Dataset excerpt:
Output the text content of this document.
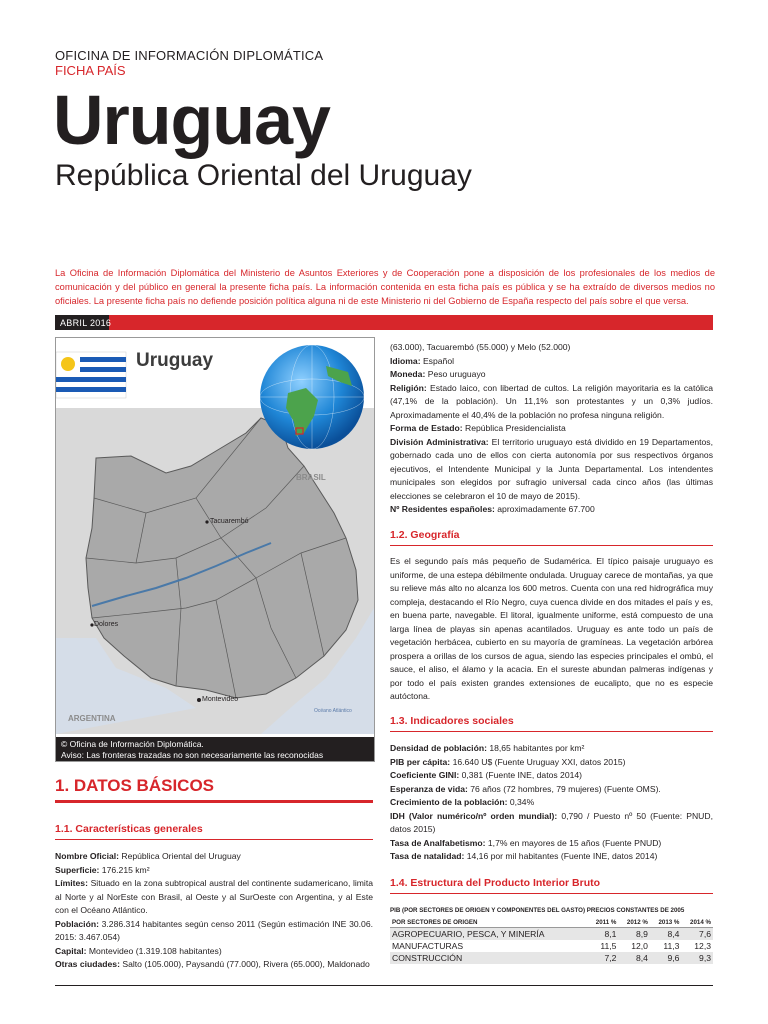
OFICINA DE INFORMACIÓN DIPLOMÁTICA
FICHA PAÍS
Uruguay
República Oriental del Uruguay
La Oficina de Información Diplomática del Ministerio de Asuntos Exteriores y de Cooperación pone a disposición de los profesionales de los medios de comunicación y del público en general la presente ficha país. La información contenida en esta ficha país es pública y se ha extraído de diversos medios no oficiales. La presente ficha país no defiende posición política alguna ni de este Ministerio ni del Gobierno de España respecto del país sobre el que versa.
ABRIL 2016
Uruguay
BRASIL
ARGENTINA
Tacuarembó
Dolores
Montevideo
Océano Atlántico
© Oficina de Información Diplomática.
Aviso: Las fronteras trazadas no son necesariamente las reconocidas oficialmente.
1. DATOS BÁSICOS
1.1. Características generales
Nombre Oficial: República Oriental del Uruguay
Superficie: 176.215 km²
Límites: Situado en la zona subtropical austral del continente sudamericano, limita al Norte y al NorEste con Brasil, al Oeste y al SurOeste con Argentina, y al Este con el Océano Atlántico.
Población: 3.286.314 habitantes según censo 2011 (Según estimación INE 30.06. 2015: 3.467.054)
Capital: Montevideo (1.319.108 habitantes)
Otras ciudades: Salto (105.000), Paysandú (77.000), Rivera (65.000), Maldonado
(63.000), Tacuarembó (55.000) y Melo (52.000)
Idioma: Español
Moneda: Peso uruguayo
Religión: Estado laico, con libertad de cultos. La religión mayoritaria es la católica (47,1% de la población). Un 11,1% son protestantes y un 0,3% judíos. Aproximadamente el 40,4% de la población no profesa ninguna religión.
Forma de Estado: República Presidencialista
División Administrativa: El territorio uruguayo está dividido en 19 Departamentos, gobernado cada uno de ellos con cierta autonomía por sus respectivos órganos ejecutivos, el Intendente Municipal y la Junta Departamental. Los intendentes municipales son elegidos por sufragio universal cada cinco años (las últimas elecciones se celebraron el 10 de mayo de 2015).
Nº Residentes españoles: aproximadamente 67.700
1.2. Geografía
Es el segundo país más pequeño de Sudamérica. El típico paisaje uruguayo es uniforme, de una estepa débilmente ondulada. Uruguay carece de montañas, ya que su relieve más alto no alcanza los 600 metros. Cuenta con una red hidrográfica muy compleja, destacando el Río Negro, cuya cuenca divide en dos mitades el país y es, en buena parte, navegable. El litoral, igualmente uniforme, está compuesto de una larga línea de playas sin apenas acantilados. Uruguay es ante todo un país de vegetación herbácea, cubierto en su mayoría de gramíneas. La vegetación arbórea prospera a orillas de los cursos de agua, siendo las especies principales el ombú, el sauce, el aliso, el álamo y la acacia. En el sureste abundan palmeras indígenas y por todo el país existen grandes extensiones de eucalipto, que no es especie autóctona.
1.3. Indicadores sociales
Densidad de población: 18,65 habitantes por km²
PIB per cápita: 16.640 U$ (Fuente Uruguay XXI, datos 2015)
Coeficiente GINI: 0,381 (Fuente INE, datos 2014)
Esperanza de vida: 76 años (72 hombres, 79 mujeres) (Fuente OMS).
Crecimiento de la población: 0,34%
IDH (Valor numérico/nº orden mundial): 0,790 / Puesto nº 50 (Fuente: PNUD, datos 2015)
Tasa de Analfabetismo: 1,7% en mayores de 15 años (Fuente PNUD)
Tasa de natalidad: 14,16 por mil habitantes (Fuente INE, datos 2014)
1.4. Estructura del Producto Interior Bruto
PIB (POR SECTORES DE ORIGEN Y COMPONENTES DEL GASTO) PRECIOS CONSTANTES DE 2005
POR SECTORES DE ORIGEN	2011 %	2012 %	2013 %	2014 %
AGROPECUARIO, PESCA, Y MINERÍA	8,1	8,9	8,4	7,6
MANUFACTURAS	11,5	12,0	11,3	12,3
CONSTRUCCIÓN	7,2	8,4	9,6	9,3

→ **WHAT TO WORK ON**: Show the lines of the material that contain the word "Estado".

→ **CORRECT ANSWER**:
Religión: Estado laico, con libertad de cultos. La religión mayoritaria es la católica (47,1% de la población). Un 11,1% son protestantes y un 0,3% judíos. Aproximadamente el 40,4% de la población no profesa ninguna religión.
Forma de Estado: República Presidencialista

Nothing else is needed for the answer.